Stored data

▬▬▬▬▬▬

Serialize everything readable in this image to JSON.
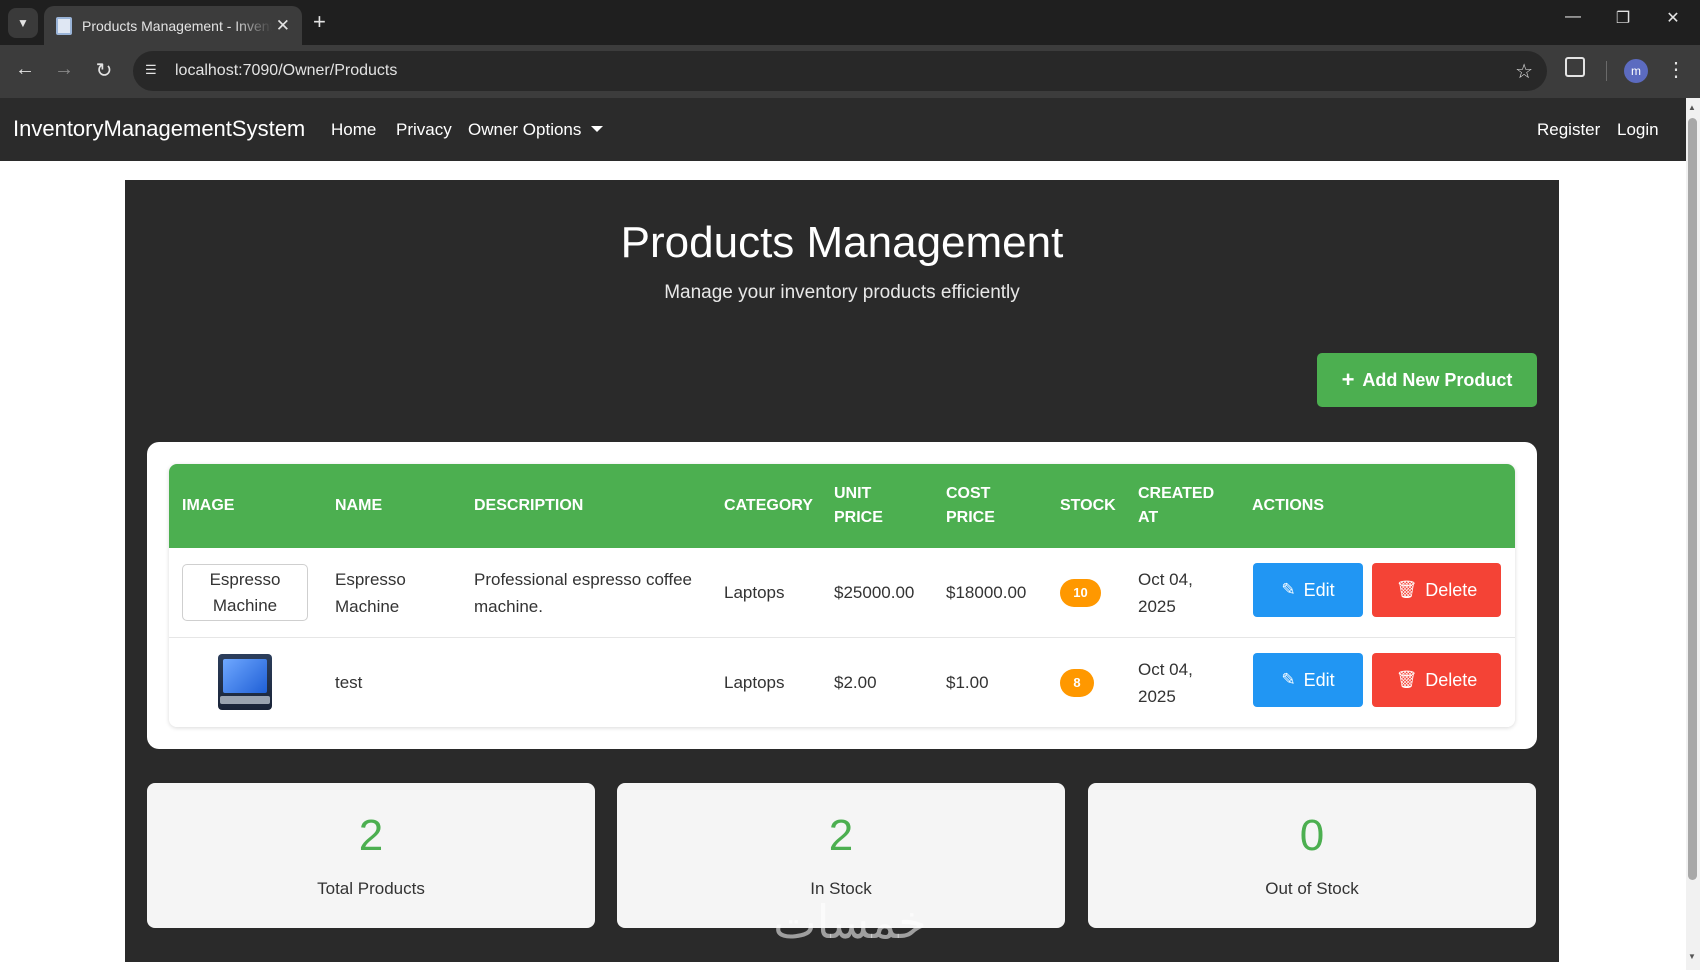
{
  "browser": {
    "tab_title": "Products Management - InventoryManagementSystem",
    "url": "localhost:7090/Owner/Products",
    "profile_initial": "m"
  },
  "navbar": {
    "brand": "InventoryManagementSystem",
    "links": [
      "Home",
      "Privacy",
      "Owner Options"
    ],
    "right_links": [
      "Register",
      "Login"
    ]
  },
  "page": {
    "title": "Products Management",
    "subtitle": "Manage your inventory products efficiently",
    "add_button": "Add New Product"
  },
  "table": {
    "headers": {
      "image": "IMAGE",
      "name": "NAME",
      "description": "DESCRIPTION",
      "category": "CATEGORY",
      "unit_price_1": "UNIT",
      "unit_price_2": "PRICE",
      "cost_price_1": "COST",
      "cost_price_2": "PRICE",
      "stock": "STOCK",
      "created_1": "CREATED",
      "created_2": "AT",
      "actions": "ACTIONS"
    },
    "rows": [
      {
        "image_alt_1": "Espresso",
        "image_alt_2": "Machine",
        "name_1": "Espresso",
        "name_2": "Machine",
        "description_1": "Professional espresso coffee",
        "description_2": "machine.",
        "category": "Laptops",
        "unit_price": "$25000.00",
        "cost_price": "$18000.00",
        "stock": "10",
        "created_1": "Oct 04,",
        "created_2": "2025",
        "edit": "Edit",
        "delete": "Delete"
      },
      {
        "name_1": "test",
        "category": "Laptops",
        "unit_price": "$2.00",
        "cost_price": "$1.00",
        "stock": "8",
        "created_1": "Oct 04,",
        "created_2": "2025",
        "edit": "Edit",
        "delete": "Delete"
      }
    ]
  },
  "stats": [
    {
      "value": "2",
      "label": "Total Products"
    },
    {
      "value": "2",
      "label": "In Stock"
    },
    {
      "value": "0",
      "label": "Out of Stock"
    }
  ],
  "watermark": "خمسات",
  "colors": {
    "accent_green": "#4caf50",
    "edit_blue": "#2196f3",
    "delete_red": "#f44336",
    "stock_badge": "#ff9800",
    "panel_dark": "#2a2a2a"
  }
}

▬▬▬▬▬▬

→ **INSTRUCTIONS TO FOLLOW**: The records above are to be restated exactly, without their pictures.

→ **EXPECTED ANSWER**:
Serialize everything readable in this image to JSON.
{
  "browser": {
    "tab_title": "Products Management - InventoryManagementSystem",
    "url": "localhost:7090/Owner/Products",
    "profile_initial": "m"
  },
  "navbar": {
    "brand": "InventoryManagementSystem",
    "links": [
      "Home",
      "Privacy",
      "Owner Options"
    ],
    "right_links": [
      "Register",
      "Login"
    ]
  },
  "page": {
    "title": "Products Management",
    "subtitle": "Manage your inventory products efficiently",
    "add_button": "Add New Product"
  },
  "table": {
    "headers": {
      "image": "IMAGE",
      "name": "NAME",
      "description": "DESCRIPTION",
      "category": "CATEGORY",
      "unit_price_1": "UNIT",
      "unit_price_2": "PRICE",
      "cost_price_1": "COST",
      "cost_price_2": "PRICE",
      "stock": "STOCK",
      "created_1": "CREATED",
      "created_2": "AT",
      "actions": "ACTIONS"
    },
    "rows": [
      {
        "image_alt_1": "Espresso",
        "image_alt_2": "Machine",
        "name_1": "Espresso",
        "name_2": "Machine",
        "description_1": "Professional espresso coffee",
        "description_2": "machine.",
        "category": "Laptops",
        "unit_price": "$25000.00",
        "cost_price": "$18000.00",
        "stock": "10",
        "created_1": "Oct 04,",
        "created_2": "2025",
        "edit": "Edit",
        "delete": "Delete"
      },
      {
        "name_1": "test",
        "category": "Laptops",
        "unit_price": "$2.00",
        "cost_price": "$1.00",
        "stock": "8",
        "created_1": "Oct 04,",
        "created_2": "2025",
        "edit": "Edit",
        "delete": "Delete"
      }
    ]
  },
  "stats": [
    {
      "value": "2",
      "label": "Total Products"
    },
    {
      "value": "2",
      "label": "In Stock"
    },
    {
      "value": "0",
      "label": "Out of Stock"
    }
  ],
  "watermark": "خمسات",
  "colors": {
    "accent_green": "#4caf50",
    "edit_blue": "#2196f3",
    "delete_red": "#f44336",
    "stock_badge": "#ff9800",
    "panel_dark": "#2a2a2a"
  }
}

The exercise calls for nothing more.